# LISTED ENTRIES
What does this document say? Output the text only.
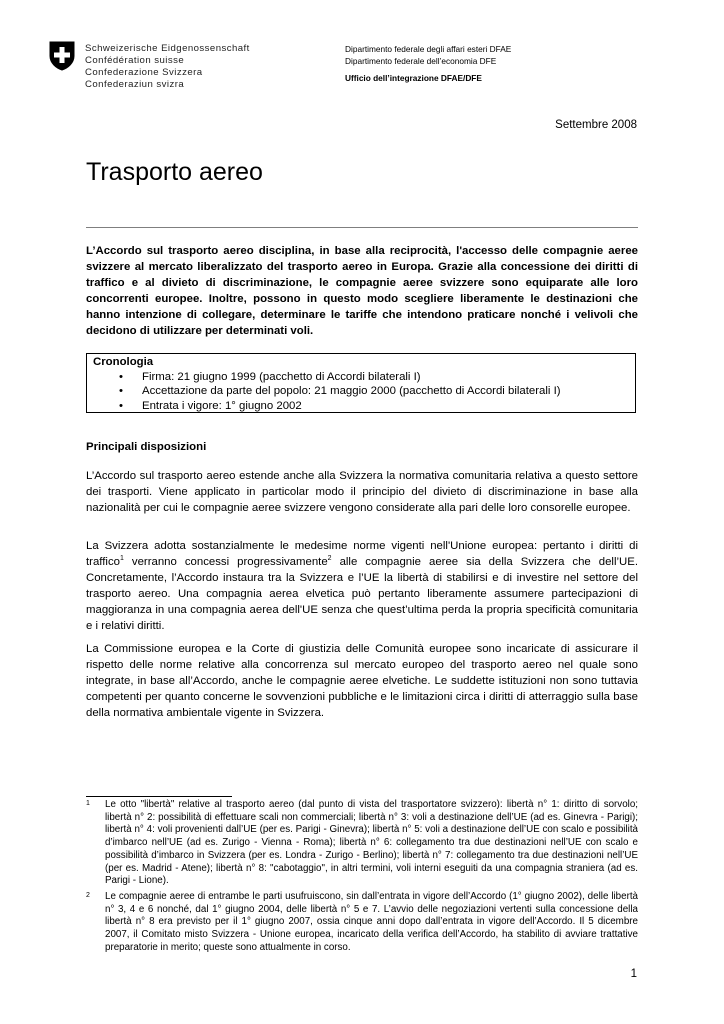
Schweizerische Eidgenossenschaft
Confédération suisse
Confederazione Svizzera
Confederaziun svizra
Dipartimento federale degli affari esteri DFAE
Dipartimento federale dell’economia DFE
Ufficio dell’integrazione DFAE/DFE
Settembre 2008
Trasporto aereo

L’Accordo sul trasporto aereo disciplina, in base alla reciprocità, l'accesso delle compagnie aeree svizzere al mercato liberalizzato del trasporto aereo in Europa. Grazie alla concessione dei diritti di traffico e al divieto di discriminazione, le compagnie aeree svizzere sono equiparate alle loro concorrenti europee. Inoltre, possono in questo modo scegliere liberamente le destinazioni che hanno intenzione di collegare, determinare le tariffe che intendono praticare nonché i velivoli che decidono di utilizzare per determinati voli.

Cronologia
• Firma: 21 giugno 1999 (pacchetto di Accordi bilaterali I)
• Accettazione da parte del popolo: 21 maggio 2000 (pacchetto di Accordi bilaterali I)
• Entrata i vigore: 1° giugno 2002
Principali disposizioni

L’Accordo sul trasporto aereo estende anche alla Svizzera la normativa comunitaria relativa a questo settore dei trasporti. Viene applicato in particolar modo il principio del divieto di discriminazione in base alla nazionalità per cui le compagnie aeree svizzere vengono considerate alla pari delle loro consorelle europee.

La Svizzera adotta sostanzialmente le medesime norme vigenti nell'Unione europea: pertanto i diritti di traffico$^1$ verranno concessi progressivamente$^2$ alle compagnie aeree sia della Svizzera che dell’UE. Concretamente, l’Accordo instaura tra la Svizzera e l’UE la libertà di stabilirsi e di investire nel settore del trasporto aereo. Una compagnia aerea elvetica può pertanto liberamente assumere partecipazioni di maggioranza in una compagnia aerea dell'UE senza che quest’ultima perda la propria specificità comunitaria e i relativi diritti.

La Commissione europea e la Corte di giustizia delle Comunità europee sono incaricate di assicurare il rispetto delle norme relative alla concorrenza sul mercato europeo del trasporto aereo nel quale sono integrate, in base all’Accordo, anche le compagnie aeree elvetiche. Le suddette istituzioni non sono tuttavia competenti per quanto concerne le sovvenzioni pubbliche e le limitazioni circa i diritti di atterraggio sulla base della normativa ambientale vigente in Svizzera.

1 Le otto "libertà" relative al trasporto aereo (dal punto di vista del trasportatore svizzero): libertà n° 1: diritto di sorvolo; libertà n° 2: possibilità di effettuare scali non commerciali; libertà n° 3: voli a destinazione dell’UE (ad es. Ginevra - Parigi); libertà n° 4: voli provenienti dall’UE (per es. Parigi - Ginevra); libertà n° 5: voli a destinazione dell’UE con scalo e possibilità d’imbarco nell’UE (ad es. Zurigo - Vienna - Roma); libertà n° 6: collegamento tra due destinazioni nell’UE con scalo e possibilità d’imbarco in Svizzera (per es. Londra - Zurigo - Berlino); libertà n° 7: collegamento tra due destinazioni nell’UE (per es. Madrid - Atene); libertà n° 8: "cabotaggio", in altri termini, voli interni eseguiti da una compagnia straniera (ad es. Parigi - Lione).
2 Le compagnie aeree di entrambe le parti usufruiscono, sin dall’entrata in vigore dell’Accordo (1° giugno 2002), delle libertà n° 3, 4 e 6 nonché, dal 1° giugno 2004, delle libertà n° 5 e 7. L’avvio delle negoziazioni vertenti sulla concessione della libertà n° 8 era previsto per il 1° giugno 2007, ossia cinque anni dopo dall’entrata in vigore dell’Accordo. Il 5 dicembre 2007, il Comitato misto Svizzera - Unione europea, incaricato della verifica dell’Accordo, ha stabilito di avviare trattative preparatorie in merito; queste sono attualmente in corso.
1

# WHAT TO PRODUCE
Filter the entries down to the lines with the word "pacchetto" in them.

# OUTPUT OF THE EXERCISE
• Firma: 21 giugno 1999 (pacchetto di Accordi bilaterali I)
• Accettazione da parte del popolo: 21 maggio 2000 (pacchetto di Accordi bilaterali I)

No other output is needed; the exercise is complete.